--- Start of DOCUMENT EXCERPT ---
China Construction America () Founded in 1985, China Construction America (CCA) is a subsidiary of China State Construction Engineering Corporation Ltd. (CSCEC) — the world's largest construction and real estate conglomerate and the biggest global contractor — that operates on the East Coast of the U.S and the Gulf of Mexico, the Caribbean, and Latin America, having many finished and ongoing projects worldwide. CSCEC was ranked the 18th on Fortune Global 500 list.

Headquartered in Jersey City, NJ, CCA operates mainly in New York, New Jersey, Washington, DC, South Carolina, North Carolina, Louisiana, Florida, California, the Caribbean, and Panama. CCA provides a range of construction services, such as program management, construction management, general contracting, design-build and public-private partnership assistance for public and private clients.

CCA was ranked the 57th biggest contractors in the 2020 Engineering News-Record Top 400 Contractors list, the 35th biggest construction management-at-risk firms by ENR in 2020, the 35th on 2020 ENR Southeast Top Contractors, and the tenth on the Top Contractors in Bridges.



History
Founded in 1985, China Construction America (CCA) is a subsidiary of China State Construction Engineering Corp. Ltd. (CSCEC). In 2001, the CCA office in the World Trade Center was destroyed in the September 11 terrorist attacks, the company had to move its headquarters from the World Trade Center to Jersey City. On April 4, 2014, CCA acquired Plaza Construction, one of the nation's leading construction management and general contracting companies. The sale is prompted by the dynamic growth of Plaza and Fisher Brothers' desire to focus on the development side of their business. According to Richard Wood, the CEO of Plaza Construction, the acquisition is more about creating strategic relationships and sharing resources.
--- End of DOCUMENT EXCERPT ---
## WHAT YOU ARE ASKED TO DO
According to the text on China Construction America, in what city is the company headquartered? The records that follow are drawn from a separate source unrelated to the text.
--- Start of RECORD EXTRACTS ---
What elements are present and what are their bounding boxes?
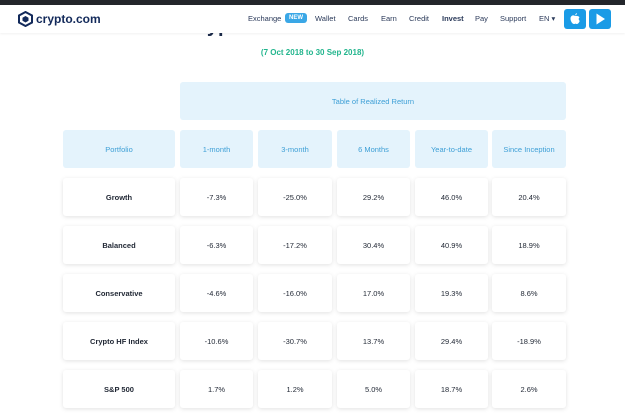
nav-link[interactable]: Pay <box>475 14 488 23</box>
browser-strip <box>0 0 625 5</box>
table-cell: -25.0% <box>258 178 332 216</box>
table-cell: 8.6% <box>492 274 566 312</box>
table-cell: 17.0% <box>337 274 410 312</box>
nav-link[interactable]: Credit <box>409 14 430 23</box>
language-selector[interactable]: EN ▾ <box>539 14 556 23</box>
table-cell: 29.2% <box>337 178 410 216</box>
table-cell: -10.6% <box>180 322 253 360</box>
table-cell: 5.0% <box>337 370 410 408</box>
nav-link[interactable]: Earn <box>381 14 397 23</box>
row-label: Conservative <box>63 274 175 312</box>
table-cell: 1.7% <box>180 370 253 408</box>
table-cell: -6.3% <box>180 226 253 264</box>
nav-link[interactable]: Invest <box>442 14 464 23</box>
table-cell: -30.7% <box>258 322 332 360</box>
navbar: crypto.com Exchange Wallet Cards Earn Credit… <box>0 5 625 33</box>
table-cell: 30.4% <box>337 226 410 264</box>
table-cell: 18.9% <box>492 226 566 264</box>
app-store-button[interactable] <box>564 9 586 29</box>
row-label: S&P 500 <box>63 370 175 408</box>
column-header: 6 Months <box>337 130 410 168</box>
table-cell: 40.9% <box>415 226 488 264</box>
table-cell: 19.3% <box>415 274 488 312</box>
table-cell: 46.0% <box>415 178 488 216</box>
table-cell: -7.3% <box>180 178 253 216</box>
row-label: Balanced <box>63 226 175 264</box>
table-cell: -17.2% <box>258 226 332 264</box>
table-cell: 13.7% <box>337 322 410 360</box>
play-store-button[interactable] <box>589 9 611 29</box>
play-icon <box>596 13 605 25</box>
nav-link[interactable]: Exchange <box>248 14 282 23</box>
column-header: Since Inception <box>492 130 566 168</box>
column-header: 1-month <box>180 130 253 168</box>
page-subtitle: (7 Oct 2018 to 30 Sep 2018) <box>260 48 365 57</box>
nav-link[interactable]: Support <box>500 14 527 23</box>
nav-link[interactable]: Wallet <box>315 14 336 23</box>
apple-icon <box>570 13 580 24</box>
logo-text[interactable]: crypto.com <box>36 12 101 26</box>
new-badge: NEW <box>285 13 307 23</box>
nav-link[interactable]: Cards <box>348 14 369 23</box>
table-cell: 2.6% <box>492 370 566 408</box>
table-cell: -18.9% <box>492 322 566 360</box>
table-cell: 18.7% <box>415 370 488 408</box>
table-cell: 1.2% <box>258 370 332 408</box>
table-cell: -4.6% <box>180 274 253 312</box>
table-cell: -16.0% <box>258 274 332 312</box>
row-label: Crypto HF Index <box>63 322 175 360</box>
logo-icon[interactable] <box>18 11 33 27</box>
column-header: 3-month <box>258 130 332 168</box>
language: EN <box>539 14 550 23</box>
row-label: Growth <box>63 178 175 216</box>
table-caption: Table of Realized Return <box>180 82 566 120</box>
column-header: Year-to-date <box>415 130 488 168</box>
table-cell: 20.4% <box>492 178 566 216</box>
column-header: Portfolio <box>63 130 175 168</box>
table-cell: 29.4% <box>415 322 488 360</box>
--- End of RECORD EXTRACTS ---
--- Start of RECORD EXTRACTS ---
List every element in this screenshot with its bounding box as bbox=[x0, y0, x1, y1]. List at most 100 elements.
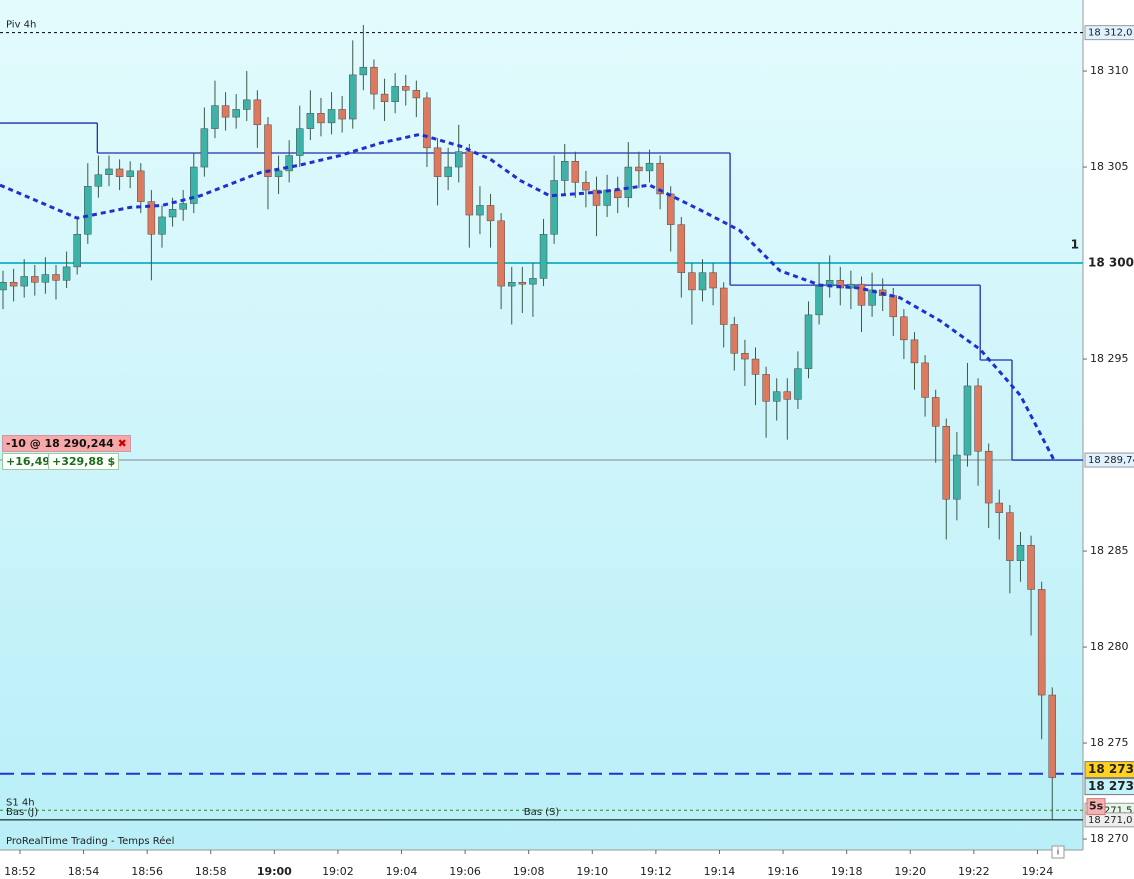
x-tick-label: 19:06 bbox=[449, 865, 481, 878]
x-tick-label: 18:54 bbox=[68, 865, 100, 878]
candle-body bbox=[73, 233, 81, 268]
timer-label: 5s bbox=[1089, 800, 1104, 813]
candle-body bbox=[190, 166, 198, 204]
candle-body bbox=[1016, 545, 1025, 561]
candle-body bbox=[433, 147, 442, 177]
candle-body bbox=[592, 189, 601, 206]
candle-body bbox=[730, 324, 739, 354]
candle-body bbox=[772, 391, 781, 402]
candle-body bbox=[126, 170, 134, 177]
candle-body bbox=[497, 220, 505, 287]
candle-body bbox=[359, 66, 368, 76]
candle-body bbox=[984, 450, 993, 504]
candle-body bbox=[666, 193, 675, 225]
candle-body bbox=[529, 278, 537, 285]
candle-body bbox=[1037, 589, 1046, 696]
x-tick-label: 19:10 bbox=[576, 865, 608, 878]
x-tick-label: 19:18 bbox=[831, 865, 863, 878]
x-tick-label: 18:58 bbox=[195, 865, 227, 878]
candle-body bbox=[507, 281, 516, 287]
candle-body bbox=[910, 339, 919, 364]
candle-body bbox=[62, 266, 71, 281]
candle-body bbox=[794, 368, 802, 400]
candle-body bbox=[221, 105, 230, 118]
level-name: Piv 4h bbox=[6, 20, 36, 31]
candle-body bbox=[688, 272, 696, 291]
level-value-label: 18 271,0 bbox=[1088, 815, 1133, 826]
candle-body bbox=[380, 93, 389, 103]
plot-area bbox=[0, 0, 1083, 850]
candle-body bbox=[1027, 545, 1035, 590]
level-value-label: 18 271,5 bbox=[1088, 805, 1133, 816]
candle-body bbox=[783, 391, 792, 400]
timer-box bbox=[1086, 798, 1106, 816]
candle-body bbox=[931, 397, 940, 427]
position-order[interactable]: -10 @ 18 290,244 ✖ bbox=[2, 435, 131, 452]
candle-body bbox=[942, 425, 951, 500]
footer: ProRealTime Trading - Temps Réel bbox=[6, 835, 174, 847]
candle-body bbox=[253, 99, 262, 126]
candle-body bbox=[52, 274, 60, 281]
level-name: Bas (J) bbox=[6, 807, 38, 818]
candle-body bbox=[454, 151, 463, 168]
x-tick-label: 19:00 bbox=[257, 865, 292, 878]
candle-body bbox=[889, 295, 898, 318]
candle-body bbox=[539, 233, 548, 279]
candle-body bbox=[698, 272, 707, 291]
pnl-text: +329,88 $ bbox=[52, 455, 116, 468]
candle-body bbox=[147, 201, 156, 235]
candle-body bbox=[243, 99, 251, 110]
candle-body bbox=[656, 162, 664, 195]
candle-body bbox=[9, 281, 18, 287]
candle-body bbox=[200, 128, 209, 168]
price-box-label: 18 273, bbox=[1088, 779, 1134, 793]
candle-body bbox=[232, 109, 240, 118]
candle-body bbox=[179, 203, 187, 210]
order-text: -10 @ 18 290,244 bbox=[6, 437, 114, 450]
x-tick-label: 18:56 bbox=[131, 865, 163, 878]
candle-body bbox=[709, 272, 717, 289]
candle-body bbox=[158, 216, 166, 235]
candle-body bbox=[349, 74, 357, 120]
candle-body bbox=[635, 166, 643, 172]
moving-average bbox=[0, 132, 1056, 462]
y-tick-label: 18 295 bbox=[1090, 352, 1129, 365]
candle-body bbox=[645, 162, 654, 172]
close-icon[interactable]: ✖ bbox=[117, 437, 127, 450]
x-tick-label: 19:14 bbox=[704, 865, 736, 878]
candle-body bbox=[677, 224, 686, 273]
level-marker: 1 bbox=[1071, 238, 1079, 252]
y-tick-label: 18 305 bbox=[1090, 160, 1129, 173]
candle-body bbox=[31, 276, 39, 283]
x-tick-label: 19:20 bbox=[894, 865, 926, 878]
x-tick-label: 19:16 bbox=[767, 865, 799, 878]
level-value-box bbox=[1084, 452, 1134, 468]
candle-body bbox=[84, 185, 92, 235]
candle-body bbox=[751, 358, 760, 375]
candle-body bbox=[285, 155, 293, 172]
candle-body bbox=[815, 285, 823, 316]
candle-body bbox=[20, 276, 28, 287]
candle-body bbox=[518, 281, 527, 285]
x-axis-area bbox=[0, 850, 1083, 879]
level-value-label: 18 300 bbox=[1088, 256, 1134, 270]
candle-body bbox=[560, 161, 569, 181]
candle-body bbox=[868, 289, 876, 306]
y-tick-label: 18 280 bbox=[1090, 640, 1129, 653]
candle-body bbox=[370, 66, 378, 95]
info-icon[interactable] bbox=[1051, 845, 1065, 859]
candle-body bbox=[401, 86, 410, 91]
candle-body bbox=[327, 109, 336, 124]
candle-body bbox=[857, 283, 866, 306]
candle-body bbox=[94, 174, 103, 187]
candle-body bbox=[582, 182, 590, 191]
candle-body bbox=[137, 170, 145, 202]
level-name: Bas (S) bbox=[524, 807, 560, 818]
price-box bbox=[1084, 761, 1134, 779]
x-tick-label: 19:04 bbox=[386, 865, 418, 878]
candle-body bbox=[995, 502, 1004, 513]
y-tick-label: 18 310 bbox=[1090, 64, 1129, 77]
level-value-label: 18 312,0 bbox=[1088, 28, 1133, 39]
--- End of RECORD EXTRACTS ---
--- Start of RECORD EXTRACTS ---
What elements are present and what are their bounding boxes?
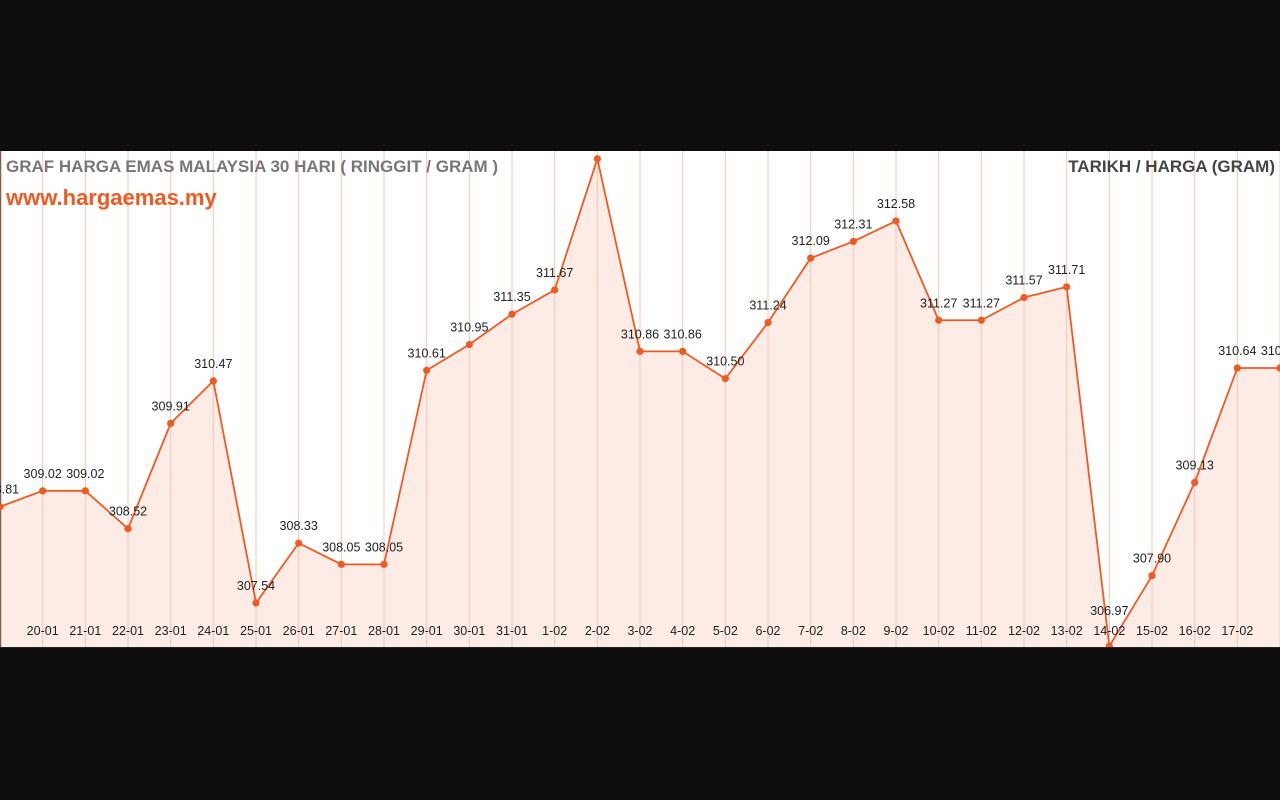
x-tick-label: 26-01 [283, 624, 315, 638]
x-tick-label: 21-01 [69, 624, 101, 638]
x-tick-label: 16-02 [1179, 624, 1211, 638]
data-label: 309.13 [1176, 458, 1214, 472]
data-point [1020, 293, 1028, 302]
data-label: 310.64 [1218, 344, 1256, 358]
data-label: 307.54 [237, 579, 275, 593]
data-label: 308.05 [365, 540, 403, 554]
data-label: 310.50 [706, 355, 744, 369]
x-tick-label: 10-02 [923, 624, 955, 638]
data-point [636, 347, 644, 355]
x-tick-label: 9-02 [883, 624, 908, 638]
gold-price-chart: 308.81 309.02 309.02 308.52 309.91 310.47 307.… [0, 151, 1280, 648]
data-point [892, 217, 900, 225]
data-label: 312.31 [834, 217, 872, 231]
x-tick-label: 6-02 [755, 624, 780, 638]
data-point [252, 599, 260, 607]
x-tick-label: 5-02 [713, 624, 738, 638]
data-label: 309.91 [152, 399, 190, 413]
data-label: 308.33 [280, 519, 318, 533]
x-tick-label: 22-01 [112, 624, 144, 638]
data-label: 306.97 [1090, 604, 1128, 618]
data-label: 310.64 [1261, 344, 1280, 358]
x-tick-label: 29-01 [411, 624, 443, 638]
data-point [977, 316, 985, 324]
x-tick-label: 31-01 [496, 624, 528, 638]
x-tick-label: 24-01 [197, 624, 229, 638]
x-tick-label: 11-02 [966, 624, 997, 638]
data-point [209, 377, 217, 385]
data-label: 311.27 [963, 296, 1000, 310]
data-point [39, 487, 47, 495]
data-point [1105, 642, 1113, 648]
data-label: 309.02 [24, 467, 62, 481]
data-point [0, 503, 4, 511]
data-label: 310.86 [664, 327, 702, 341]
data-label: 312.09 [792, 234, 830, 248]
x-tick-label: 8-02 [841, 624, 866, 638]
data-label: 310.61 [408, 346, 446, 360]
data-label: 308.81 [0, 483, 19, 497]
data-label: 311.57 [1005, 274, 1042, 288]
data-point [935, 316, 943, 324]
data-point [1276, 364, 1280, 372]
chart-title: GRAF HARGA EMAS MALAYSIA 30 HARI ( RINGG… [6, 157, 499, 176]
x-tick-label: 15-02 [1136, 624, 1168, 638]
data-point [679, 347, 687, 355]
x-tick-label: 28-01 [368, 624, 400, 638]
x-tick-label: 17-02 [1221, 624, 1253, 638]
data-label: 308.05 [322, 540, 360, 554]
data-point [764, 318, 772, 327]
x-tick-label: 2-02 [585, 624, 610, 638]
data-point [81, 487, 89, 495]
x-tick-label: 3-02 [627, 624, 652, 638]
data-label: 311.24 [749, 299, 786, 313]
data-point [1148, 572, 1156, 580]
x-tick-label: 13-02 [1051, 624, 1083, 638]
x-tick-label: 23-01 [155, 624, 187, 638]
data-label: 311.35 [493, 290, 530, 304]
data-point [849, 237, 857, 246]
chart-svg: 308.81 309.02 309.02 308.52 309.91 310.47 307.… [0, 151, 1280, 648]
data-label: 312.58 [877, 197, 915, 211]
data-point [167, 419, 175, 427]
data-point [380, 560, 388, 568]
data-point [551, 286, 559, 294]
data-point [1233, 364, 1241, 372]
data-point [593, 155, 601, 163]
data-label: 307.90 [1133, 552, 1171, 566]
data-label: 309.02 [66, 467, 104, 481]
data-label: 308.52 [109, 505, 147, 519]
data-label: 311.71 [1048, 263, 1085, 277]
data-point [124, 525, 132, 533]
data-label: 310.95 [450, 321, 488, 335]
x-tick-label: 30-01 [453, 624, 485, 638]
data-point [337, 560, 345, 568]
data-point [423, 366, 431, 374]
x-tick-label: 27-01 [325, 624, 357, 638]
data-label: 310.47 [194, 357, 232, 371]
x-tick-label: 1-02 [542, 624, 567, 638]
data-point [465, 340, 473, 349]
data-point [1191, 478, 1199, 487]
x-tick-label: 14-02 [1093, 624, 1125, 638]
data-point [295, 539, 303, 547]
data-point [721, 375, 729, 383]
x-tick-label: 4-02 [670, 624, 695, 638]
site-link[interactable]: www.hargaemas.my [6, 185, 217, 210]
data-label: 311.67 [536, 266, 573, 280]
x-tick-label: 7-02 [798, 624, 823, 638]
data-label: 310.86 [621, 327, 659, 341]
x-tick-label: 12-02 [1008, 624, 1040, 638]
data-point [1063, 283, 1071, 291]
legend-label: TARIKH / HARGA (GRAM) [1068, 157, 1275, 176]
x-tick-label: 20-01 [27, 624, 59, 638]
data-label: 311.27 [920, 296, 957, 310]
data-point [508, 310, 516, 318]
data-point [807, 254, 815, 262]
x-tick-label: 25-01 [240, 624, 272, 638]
--- End of RECORD EXTRACTS ---
## TASK OUTPUT
Jersey City, New Jersey.